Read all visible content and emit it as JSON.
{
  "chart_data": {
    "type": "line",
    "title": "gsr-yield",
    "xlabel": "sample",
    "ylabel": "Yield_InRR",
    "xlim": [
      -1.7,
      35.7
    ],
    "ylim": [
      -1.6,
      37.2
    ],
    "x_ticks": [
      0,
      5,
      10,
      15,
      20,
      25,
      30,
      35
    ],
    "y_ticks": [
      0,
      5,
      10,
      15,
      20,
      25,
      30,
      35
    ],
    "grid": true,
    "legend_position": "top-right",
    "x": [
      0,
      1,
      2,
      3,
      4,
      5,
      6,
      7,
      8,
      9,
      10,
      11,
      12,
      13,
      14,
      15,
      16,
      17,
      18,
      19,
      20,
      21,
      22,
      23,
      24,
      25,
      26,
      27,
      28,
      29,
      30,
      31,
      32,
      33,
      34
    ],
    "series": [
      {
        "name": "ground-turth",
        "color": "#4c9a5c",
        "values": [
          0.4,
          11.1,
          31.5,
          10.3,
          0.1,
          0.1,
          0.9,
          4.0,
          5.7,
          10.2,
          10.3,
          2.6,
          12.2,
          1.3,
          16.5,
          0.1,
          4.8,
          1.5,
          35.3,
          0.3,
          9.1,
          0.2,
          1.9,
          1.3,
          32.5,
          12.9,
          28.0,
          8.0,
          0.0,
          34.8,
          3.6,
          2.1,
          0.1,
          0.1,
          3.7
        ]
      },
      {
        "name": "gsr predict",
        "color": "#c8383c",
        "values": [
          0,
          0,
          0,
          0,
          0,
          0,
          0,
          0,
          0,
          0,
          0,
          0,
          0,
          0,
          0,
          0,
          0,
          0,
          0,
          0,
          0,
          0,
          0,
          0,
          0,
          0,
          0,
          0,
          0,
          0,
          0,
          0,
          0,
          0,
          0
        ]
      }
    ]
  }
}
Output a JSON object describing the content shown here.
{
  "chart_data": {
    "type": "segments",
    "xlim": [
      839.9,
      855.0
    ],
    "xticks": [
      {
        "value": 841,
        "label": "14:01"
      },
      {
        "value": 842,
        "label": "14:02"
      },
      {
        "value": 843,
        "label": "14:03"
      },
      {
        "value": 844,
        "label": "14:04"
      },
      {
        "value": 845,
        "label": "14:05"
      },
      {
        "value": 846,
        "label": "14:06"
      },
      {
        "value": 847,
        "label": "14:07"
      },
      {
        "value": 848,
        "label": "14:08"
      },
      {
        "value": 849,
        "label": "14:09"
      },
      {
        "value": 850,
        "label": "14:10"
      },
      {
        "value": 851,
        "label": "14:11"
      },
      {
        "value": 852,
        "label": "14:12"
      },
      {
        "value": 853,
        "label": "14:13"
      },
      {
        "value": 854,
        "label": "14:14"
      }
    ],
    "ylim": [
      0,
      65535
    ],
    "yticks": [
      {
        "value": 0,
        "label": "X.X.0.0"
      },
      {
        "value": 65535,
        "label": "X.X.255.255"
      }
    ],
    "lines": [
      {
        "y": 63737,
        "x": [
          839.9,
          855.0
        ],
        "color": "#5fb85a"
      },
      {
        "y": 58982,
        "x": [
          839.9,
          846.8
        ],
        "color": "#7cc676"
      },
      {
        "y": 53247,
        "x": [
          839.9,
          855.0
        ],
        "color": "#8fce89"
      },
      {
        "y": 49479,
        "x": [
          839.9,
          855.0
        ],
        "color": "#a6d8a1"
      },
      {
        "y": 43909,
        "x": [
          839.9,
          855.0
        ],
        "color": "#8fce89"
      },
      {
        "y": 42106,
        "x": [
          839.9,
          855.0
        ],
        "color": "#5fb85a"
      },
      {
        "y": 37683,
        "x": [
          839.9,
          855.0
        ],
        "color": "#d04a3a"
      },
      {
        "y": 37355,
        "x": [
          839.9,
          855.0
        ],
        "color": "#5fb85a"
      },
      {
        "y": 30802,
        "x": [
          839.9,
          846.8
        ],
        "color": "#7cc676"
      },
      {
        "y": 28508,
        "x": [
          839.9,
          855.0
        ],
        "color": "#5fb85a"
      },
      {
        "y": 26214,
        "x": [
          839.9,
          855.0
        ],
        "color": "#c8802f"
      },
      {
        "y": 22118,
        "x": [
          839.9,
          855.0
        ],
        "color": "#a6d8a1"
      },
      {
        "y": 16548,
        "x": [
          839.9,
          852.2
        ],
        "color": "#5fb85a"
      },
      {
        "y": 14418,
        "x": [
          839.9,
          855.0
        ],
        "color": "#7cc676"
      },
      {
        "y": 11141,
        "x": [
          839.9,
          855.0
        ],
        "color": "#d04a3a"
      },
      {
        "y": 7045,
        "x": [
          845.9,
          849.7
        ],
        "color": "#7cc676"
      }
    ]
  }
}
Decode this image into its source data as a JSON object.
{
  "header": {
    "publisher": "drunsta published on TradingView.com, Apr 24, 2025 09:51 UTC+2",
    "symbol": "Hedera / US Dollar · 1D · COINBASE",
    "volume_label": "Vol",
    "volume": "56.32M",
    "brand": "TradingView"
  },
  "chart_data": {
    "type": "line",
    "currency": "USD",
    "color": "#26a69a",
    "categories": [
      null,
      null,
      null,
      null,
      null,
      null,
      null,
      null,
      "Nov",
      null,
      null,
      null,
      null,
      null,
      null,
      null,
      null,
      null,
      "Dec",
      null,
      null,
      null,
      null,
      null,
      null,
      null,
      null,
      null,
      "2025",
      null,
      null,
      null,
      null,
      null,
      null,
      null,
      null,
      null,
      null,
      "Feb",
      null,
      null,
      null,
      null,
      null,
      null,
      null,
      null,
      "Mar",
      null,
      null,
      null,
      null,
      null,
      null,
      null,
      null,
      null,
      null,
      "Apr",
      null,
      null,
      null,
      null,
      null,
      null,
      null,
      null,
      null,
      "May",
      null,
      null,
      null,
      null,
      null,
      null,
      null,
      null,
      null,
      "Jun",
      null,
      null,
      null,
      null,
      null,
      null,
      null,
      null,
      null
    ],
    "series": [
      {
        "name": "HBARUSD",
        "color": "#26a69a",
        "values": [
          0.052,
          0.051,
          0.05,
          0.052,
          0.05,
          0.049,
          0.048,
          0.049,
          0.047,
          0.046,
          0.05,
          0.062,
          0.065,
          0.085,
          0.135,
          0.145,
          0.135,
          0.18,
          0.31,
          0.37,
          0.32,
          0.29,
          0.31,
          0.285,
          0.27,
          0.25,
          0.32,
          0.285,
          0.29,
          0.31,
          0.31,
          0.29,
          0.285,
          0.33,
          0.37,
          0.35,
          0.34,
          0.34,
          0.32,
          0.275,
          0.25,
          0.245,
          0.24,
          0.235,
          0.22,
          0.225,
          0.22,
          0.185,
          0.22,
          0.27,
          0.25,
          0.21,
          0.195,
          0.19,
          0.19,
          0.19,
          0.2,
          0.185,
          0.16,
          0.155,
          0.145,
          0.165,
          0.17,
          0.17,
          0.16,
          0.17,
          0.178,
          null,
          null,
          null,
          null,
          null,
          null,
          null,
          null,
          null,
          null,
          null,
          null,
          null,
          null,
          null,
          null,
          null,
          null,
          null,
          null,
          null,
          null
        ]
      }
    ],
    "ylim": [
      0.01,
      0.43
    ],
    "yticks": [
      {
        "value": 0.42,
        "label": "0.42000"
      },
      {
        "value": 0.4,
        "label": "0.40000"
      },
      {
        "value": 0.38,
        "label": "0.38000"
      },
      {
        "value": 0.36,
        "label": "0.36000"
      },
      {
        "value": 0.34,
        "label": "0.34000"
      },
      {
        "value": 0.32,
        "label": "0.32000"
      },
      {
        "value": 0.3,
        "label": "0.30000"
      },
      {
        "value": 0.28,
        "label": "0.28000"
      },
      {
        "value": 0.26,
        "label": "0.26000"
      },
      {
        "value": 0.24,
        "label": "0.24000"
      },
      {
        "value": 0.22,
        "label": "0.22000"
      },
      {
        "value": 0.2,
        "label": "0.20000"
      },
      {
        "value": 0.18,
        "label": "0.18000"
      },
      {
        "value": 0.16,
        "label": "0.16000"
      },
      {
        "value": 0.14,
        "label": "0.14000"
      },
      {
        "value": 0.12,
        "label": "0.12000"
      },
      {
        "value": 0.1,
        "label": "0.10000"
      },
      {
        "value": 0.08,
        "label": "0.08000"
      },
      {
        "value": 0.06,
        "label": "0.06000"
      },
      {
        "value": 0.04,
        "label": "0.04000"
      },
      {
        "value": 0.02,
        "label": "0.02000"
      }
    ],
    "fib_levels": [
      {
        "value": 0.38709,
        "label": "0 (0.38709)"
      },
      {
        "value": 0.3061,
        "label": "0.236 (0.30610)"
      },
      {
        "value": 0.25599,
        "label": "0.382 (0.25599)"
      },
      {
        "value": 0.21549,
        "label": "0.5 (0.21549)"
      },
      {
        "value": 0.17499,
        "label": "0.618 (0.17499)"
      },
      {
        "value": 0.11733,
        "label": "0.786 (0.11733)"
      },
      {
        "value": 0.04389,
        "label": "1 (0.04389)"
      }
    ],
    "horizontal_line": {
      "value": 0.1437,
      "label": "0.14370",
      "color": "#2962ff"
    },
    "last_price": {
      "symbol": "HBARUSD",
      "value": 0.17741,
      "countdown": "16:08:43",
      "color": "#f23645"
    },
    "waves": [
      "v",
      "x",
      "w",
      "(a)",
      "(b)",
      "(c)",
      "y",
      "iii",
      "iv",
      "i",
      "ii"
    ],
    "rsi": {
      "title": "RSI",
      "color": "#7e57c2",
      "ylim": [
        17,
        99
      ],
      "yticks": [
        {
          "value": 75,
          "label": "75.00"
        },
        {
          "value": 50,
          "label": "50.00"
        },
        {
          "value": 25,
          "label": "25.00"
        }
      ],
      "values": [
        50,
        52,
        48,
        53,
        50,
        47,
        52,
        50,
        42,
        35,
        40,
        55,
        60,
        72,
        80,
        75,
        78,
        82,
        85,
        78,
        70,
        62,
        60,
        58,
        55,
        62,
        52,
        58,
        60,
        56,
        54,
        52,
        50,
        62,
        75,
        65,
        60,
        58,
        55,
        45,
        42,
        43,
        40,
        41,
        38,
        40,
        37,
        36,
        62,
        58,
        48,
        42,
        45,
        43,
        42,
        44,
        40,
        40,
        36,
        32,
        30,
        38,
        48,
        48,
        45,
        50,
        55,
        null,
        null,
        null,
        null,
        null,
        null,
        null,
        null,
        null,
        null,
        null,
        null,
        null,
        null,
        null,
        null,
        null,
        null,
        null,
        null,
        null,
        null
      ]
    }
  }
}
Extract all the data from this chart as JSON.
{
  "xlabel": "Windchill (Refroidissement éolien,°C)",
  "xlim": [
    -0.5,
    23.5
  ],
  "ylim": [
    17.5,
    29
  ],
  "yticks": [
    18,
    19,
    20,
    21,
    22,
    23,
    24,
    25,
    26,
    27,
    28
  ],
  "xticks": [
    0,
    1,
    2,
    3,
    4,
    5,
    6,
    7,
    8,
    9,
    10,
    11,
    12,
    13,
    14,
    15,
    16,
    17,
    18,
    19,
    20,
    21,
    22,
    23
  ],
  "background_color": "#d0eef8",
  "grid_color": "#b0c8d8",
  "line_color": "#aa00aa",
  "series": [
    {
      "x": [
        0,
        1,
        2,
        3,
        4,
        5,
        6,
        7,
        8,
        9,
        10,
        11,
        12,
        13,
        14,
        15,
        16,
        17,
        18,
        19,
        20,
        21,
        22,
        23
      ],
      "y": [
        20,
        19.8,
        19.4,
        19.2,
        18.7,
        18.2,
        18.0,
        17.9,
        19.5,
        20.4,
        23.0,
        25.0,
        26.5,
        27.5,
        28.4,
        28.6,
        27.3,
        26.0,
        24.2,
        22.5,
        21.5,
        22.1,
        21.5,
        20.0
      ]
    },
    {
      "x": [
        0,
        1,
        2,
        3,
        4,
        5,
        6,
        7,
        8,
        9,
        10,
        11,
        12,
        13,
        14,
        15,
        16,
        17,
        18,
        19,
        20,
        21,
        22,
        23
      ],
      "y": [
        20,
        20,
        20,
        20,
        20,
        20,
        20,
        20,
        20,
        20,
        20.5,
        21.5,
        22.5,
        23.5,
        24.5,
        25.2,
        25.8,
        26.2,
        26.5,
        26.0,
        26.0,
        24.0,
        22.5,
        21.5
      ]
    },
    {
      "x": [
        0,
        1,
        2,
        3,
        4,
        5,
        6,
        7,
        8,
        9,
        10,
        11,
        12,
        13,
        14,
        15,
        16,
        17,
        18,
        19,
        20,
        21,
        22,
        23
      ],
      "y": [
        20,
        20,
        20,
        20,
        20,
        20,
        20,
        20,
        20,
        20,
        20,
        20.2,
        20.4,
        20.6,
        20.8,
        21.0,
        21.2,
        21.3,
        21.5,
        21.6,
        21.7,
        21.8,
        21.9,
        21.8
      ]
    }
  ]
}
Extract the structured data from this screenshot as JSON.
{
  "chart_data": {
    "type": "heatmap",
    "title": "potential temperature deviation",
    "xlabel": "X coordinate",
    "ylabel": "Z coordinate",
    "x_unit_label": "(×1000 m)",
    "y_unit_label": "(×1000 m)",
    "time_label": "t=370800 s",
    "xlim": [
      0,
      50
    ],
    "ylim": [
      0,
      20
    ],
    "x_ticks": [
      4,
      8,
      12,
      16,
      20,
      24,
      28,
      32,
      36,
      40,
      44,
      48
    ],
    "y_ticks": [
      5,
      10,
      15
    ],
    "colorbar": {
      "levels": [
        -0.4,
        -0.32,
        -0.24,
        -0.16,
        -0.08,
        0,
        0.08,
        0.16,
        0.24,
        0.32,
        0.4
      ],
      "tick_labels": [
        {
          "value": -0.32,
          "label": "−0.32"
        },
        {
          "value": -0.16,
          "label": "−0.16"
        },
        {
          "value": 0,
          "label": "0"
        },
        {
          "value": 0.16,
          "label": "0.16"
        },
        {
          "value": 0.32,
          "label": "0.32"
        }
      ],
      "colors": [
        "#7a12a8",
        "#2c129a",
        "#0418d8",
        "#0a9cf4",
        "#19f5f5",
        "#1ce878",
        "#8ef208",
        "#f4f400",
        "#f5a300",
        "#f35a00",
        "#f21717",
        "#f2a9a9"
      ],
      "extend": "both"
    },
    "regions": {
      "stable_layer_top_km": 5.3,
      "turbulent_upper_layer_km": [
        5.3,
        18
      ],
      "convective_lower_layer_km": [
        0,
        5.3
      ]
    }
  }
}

☆ ☆ ☆ ☆

Objective: Where a line in the entries holds the word "xlabel", copy that line.

Exercise response:
    "xlabel": "sample",
  "xlabel": "Windchill (Refroidissement éolien,°C)",
    "xlabel": "X coordinate",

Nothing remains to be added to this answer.